EXTRACTED MATERIAL:
---+---

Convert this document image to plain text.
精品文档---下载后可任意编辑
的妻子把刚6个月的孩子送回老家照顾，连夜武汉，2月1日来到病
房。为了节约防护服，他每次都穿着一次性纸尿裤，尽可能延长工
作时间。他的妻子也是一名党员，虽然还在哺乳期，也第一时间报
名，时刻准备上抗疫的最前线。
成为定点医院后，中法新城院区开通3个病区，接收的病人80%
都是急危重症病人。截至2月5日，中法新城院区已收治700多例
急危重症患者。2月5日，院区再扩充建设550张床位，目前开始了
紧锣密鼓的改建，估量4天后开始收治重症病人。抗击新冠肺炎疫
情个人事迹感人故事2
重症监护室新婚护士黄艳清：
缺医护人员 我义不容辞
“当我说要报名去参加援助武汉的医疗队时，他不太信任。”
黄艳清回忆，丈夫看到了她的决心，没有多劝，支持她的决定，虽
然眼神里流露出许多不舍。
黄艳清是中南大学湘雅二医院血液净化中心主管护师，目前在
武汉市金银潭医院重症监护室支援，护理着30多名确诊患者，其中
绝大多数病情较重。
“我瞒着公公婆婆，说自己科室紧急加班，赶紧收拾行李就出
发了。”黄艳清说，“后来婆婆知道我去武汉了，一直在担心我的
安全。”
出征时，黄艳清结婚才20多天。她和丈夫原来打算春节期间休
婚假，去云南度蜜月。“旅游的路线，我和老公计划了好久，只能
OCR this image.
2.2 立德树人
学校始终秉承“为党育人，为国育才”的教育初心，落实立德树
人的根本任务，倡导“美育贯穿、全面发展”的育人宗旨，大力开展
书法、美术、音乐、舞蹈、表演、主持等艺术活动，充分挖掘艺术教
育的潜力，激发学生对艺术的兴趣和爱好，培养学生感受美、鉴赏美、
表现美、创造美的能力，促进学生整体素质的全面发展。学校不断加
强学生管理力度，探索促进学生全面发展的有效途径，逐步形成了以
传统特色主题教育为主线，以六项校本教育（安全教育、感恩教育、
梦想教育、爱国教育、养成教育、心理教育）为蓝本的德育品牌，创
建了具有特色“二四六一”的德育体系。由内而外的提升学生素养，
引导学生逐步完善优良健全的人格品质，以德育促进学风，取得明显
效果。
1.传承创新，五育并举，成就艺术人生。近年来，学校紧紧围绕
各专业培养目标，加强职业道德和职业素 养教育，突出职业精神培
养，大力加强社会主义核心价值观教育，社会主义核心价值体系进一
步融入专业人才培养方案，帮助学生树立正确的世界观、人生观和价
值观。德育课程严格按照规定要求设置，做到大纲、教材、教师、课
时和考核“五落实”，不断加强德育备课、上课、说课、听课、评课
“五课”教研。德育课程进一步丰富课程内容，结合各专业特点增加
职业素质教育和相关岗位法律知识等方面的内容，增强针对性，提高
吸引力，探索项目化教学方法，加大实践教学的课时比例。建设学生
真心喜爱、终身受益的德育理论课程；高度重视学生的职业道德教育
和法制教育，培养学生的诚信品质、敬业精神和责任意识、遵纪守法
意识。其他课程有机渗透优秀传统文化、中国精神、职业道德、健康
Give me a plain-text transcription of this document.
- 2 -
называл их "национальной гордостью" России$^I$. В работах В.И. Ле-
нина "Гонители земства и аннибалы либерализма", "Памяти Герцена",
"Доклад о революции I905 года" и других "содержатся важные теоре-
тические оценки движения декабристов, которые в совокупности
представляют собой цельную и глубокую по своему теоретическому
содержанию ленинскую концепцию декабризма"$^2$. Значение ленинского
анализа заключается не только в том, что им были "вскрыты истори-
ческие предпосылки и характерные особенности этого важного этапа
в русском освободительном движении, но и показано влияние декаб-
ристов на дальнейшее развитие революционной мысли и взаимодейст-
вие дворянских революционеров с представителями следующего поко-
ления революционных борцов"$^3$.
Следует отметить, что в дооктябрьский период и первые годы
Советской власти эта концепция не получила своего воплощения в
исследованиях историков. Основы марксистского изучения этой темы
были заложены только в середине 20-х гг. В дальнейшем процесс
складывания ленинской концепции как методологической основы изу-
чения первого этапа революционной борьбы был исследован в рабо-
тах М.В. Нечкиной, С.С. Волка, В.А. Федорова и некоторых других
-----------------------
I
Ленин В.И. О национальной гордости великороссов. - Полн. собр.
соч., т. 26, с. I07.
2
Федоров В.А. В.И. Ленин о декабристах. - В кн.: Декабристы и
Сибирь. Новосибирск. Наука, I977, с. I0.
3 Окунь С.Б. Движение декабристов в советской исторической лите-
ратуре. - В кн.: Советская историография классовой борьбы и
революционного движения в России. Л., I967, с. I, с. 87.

---+---

EXERCISE:
Repeat the data precisely, reproducing every entry.

COMPLETE RESPONSE:
Convert this document image to plain text.
精品文档---下载后可任意编辑
的妻子把刚6个月的孩子送回老家照顾，连夜武汉，2月1日来到病
房。为了节约防护服，他每次都穿着一次性纸尿裤，尽可能延长工
作时间。他的妻子也是一名党员，虽然还在哺乳期，也第一时间报
名，时刻准备上抗疫的最前线。
成为定点医院后，中法新城院区开通3个病区，接收的病人80%
都是急危重症病人。截至2月5日，中法新城院区已收治700多例
急危重症患者。2月5日，院区再扩充建设550张床位，目前开始了
紧锣密鼓的改建，估量4天后开始收治重症病人。抗击新冠肺炎疫
情个人事迹感人故事2
重症监护室新婚护士黄艳清：
缺医护人员 我义不容辞
“当我说要报名去参加援助武汉的医疗队时，他不太信任。”
黄艳清回忆，丈夫看到了她的决心，没有多劝，支持她的决定，虽
然眼神里流露出许多不舍。
黄艳清是中南大学湘雅二医院血液净化中心主管护师，目前在
武汉市金银潭医院重症监护室支援，护理着30多名确诊患者，其中
绝大多数病情较重。
“我瞒着公公婆婆，说自己科室紧急加班，赶紧收拾行李就出
发了。”黄艳清说，“后来婆婆知道我去武汉了，一直在担心我的
安全。”
出征时，黄艳清结婚才20多天。她和丈夫原来打算春节期间休
婚假，去云南度蜜月。“旅游的路线，我和老公计划了好久，只能
OCR this image.
2.2 立德树人
学校始终秉承“为党育人，为国育才”的教育初心，落实立德树
人的根本任务，倡导“美育贯穿、全面发展”的育人宗旨，大力开展
书法、美术、音乐、舞蹈、表演、主持等艺术活动，充分挖掘艺术教
育的潜力，激发学生对艺术的兴趣和爱好，培养学生感受美、鉴赏美、
表现美、创造美的能力，促进学生整体素质的全面发展。学校不断加
强学生管理力度，探索促进学生全面发展的有效途径，逐步形成了以
传统特色主题教育为主线，以六项校本教育（安全教育、感恩教育、
梦想教育、爱国教育、养成教育、心理教育）为蓝本的德育品牌，创
建了具有特色“二四六一”的德育体系。由内而外的提升学生素养，
引导学生逐步完善优良健全的人格品质，以德育促进学风，取得明显
效果。
1.传承创新，五育并举，成就艺术人生。近年来，学校紧紧围绕
各专业培养目标，加强职业道德和职业素 养教育，突出职业精神培
养，大力加强社会主义核心价值观教育，社会主义核心价值体系进一
步融入专业人才培养方案，帮助学生树立正确的世界观、人生观和价
值观。德育课程严格按照规定要求设置，做到大纲、教材、教师、课
时和考核“五落实”，不断加强德育备课、上课、说课、听课、评课
“五课”教研。德育课程进一步丰富课程内容，结合各专业特点增加
职业素质教育和相关岗位法律知识等方面的内容，增强针对性，提高
吸引力，探索项目化教学方法，加大实践教学的课时比例。建设学生
真心喜爱、终身受益的德育理论课程；高度重视学生的职业道德教育
和法制教育，培养学生的诚信品质、敬业精神和责任意识、遵纪守法
意识。其他课程有机渗透优秀传统文化、中国精神、职业道德、健康
Give me a plain-text transcription of this document.
- 2 -
называл их "национальной гордостью" России$^I$. В работах В.И. Ле-
нина "Гонители земства и аннибалы либерализма", "Памяти Герцена",
"Доклад о революции I905 года" и других "содержатся важные теоре-
тические оценки движения декабристов, которые в совокупности
представляют собой цельную и глубокую по своему теоретическому
содержанию ленинскую концепцию декабризма"$^2$. Значение ленинского
анализа заключается не только в том, что им были "вскрыты истори-
ческие предпосылки и характерные особенности этого важного этапа
в русском освободительном движении, но и показано влияние декаб-
ристов на дальнейшее развитие революционной мысли и взаимодейст-
вие дворянских революционеров с представителями следующего поко-
ления революционных борцов"$^3$.
Следует отметить, что в дооктябрьский период и первые годы
Советской власти эта концепция не получила своего воплощения в
исследованиях историков. Основы марксистского изучения этой темы
были заложены только в середине 20-х гг. В дальнейшем процесс
складывания ленинской концепции как методологической основы изу-
чения первого этапа революционной борьбы был исследован в рабо-
тах М.В. Нечкиной, С.С. Волка, В.А. Федорова и некоторых других
-----------------------
I
Ленин В.И. О национальной гордости великороссов. - Полн. собр.
соч., т. 26, с. I07.
2
Федоров В.А. В.И. Ленин о декабристах. - В кн.: Декабристы и
Сибирь. Новосибирск. Наука, I977, с. I0.
3 Окунь С.Б. Движение декабристов в советской исторической лите-
ратуре. - В кн.: Советская историография классовой борьбы и
революционного движения в России. Л., I967, с. I, с. 87.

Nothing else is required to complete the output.